[WHAT YOU NEED TO DO]
Check each line of the material below for "thành", then copy the ones that contain it.

[INFORMATION SUPPLIED]

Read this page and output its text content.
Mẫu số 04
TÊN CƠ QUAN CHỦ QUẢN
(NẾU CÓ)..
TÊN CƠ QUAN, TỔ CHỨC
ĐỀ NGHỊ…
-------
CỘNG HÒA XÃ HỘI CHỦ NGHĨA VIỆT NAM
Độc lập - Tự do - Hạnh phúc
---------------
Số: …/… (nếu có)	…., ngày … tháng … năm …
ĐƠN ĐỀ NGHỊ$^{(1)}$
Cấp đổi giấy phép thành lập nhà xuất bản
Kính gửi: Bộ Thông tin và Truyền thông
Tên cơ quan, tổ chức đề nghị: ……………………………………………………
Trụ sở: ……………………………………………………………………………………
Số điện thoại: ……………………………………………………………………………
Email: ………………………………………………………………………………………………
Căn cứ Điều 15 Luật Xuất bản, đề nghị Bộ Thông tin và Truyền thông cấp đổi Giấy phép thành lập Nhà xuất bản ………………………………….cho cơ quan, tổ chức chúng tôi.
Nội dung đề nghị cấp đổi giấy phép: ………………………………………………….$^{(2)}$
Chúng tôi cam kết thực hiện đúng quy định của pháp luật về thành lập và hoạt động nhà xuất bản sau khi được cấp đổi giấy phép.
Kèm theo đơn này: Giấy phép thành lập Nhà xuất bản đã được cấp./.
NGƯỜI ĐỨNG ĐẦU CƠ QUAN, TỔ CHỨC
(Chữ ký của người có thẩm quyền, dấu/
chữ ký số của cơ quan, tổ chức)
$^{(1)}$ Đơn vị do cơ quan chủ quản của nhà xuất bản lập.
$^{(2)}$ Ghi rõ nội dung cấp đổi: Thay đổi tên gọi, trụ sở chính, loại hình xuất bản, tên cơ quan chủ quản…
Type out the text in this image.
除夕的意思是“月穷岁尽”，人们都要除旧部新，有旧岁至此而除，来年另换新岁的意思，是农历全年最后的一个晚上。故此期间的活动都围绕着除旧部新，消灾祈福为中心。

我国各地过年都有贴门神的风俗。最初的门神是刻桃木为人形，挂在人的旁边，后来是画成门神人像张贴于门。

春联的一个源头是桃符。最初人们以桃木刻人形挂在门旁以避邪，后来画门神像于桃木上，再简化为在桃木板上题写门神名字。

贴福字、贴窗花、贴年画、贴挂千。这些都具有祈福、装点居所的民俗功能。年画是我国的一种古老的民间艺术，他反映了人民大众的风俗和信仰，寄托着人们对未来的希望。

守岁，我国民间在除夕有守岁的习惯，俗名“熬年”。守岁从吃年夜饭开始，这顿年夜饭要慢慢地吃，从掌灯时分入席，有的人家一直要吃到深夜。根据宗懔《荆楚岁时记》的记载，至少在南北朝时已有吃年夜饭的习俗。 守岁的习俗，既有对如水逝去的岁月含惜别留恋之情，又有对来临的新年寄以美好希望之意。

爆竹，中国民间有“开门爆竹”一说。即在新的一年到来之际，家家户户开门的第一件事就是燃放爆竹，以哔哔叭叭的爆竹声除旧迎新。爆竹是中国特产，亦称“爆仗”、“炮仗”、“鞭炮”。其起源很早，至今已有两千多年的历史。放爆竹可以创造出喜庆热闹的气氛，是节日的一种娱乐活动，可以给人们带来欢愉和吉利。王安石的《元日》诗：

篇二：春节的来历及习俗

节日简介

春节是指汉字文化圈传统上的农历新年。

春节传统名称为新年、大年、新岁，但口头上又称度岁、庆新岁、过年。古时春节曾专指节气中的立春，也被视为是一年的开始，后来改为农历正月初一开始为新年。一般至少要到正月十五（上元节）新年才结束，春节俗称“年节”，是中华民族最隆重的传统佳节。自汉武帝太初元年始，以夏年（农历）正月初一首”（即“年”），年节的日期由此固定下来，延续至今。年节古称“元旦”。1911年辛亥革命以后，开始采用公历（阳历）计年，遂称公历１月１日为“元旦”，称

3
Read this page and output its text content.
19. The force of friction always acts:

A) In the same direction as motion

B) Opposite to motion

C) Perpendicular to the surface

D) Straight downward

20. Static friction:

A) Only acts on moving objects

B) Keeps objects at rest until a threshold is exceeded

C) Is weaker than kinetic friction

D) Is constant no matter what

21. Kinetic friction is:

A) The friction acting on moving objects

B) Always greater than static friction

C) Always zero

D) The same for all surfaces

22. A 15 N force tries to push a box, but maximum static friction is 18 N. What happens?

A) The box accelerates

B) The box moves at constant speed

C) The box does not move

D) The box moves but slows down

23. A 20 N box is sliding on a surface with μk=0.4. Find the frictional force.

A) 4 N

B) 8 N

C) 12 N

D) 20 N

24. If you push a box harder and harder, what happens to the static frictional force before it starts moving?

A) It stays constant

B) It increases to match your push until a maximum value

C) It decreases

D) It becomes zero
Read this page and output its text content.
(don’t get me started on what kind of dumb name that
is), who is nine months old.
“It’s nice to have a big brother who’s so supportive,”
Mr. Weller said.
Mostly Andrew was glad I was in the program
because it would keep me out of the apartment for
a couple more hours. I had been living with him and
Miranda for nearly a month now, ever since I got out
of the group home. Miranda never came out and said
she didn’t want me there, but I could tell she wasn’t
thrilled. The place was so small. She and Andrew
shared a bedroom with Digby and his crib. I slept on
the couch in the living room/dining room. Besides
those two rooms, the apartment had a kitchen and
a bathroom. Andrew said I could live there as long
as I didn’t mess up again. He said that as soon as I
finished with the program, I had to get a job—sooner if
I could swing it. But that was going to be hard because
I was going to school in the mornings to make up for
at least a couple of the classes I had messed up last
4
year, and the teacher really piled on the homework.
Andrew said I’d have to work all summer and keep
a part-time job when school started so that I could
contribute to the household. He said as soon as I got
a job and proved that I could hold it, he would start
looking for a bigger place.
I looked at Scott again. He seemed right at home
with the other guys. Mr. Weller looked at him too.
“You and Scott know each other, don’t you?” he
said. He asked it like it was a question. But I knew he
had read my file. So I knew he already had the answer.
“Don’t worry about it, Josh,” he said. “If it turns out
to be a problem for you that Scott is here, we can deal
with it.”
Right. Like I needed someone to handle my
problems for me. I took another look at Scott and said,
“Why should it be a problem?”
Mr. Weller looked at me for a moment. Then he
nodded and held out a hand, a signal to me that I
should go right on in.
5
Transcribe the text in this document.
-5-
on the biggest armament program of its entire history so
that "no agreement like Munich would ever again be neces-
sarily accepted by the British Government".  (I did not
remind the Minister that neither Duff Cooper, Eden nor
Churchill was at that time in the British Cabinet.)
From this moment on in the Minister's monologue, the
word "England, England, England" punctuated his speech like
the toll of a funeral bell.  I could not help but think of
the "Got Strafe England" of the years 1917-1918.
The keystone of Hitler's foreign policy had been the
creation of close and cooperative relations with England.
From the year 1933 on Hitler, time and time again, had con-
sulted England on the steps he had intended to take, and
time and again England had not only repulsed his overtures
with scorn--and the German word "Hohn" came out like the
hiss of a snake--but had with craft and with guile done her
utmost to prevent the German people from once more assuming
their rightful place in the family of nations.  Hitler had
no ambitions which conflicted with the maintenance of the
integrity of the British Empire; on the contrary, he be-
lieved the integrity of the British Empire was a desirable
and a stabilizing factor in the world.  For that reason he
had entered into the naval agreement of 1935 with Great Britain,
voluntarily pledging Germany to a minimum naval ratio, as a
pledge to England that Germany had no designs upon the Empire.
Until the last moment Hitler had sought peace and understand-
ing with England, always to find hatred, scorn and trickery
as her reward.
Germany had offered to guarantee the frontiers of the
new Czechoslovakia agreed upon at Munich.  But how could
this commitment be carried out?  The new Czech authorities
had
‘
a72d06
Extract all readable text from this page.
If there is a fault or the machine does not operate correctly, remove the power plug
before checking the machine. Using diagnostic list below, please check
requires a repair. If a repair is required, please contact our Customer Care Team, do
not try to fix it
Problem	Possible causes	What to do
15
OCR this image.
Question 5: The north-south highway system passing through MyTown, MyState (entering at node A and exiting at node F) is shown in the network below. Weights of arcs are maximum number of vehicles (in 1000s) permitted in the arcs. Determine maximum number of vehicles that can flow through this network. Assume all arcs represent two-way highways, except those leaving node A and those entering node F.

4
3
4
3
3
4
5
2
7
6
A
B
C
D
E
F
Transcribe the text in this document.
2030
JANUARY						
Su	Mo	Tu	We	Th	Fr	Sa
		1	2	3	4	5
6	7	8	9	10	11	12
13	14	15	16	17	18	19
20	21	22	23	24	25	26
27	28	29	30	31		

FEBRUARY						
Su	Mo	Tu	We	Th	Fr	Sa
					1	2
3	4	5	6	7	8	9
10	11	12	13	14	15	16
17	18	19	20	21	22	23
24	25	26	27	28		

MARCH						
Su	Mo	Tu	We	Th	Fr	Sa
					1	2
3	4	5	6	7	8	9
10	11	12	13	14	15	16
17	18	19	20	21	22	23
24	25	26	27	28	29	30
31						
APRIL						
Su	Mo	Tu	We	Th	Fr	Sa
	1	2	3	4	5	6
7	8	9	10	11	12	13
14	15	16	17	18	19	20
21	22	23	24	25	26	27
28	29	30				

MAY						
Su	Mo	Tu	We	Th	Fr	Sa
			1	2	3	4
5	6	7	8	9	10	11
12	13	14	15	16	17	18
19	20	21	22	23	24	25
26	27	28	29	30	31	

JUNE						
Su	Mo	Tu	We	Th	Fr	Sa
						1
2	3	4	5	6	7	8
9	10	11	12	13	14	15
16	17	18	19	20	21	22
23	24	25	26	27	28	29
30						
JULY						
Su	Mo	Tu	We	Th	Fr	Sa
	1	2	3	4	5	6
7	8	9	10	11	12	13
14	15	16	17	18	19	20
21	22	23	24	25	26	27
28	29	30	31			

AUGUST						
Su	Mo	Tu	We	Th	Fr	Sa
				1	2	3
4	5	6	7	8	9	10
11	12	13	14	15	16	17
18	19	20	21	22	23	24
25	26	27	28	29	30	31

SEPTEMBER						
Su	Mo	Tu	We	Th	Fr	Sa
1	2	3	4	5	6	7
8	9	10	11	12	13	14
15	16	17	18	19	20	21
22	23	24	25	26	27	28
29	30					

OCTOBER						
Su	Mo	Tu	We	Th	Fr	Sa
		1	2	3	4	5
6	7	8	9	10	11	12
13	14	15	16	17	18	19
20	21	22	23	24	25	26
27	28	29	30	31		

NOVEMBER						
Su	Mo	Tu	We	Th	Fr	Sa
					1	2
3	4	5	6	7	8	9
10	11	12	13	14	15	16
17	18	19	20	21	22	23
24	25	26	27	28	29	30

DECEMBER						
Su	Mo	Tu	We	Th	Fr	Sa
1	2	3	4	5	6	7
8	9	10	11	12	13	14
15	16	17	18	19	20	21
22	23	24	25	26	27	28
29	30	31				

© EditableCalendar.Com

[ANSWER TO THE TASK]
Cấp đổi giấy phép thành lập nhà xuất bản
Căn cứ Điều 15 Luật Xuất bản, đề nghị Bộ Thông tin và Truyền thông cấp đổi Giấy phép thành lập Nhà xuất bản ………………………………….cho cơ quan, tổ chức chúng tôi.
Chúng tôi cam kết thực hiện đúng quy định của pháp luật về thành lập và hoạt động nhà xuất bản sau khi được cấp đổi giấy phép.
Kèm theo đơn này: Giấy phép thành lập Nhà xuất bản đã được cấp./.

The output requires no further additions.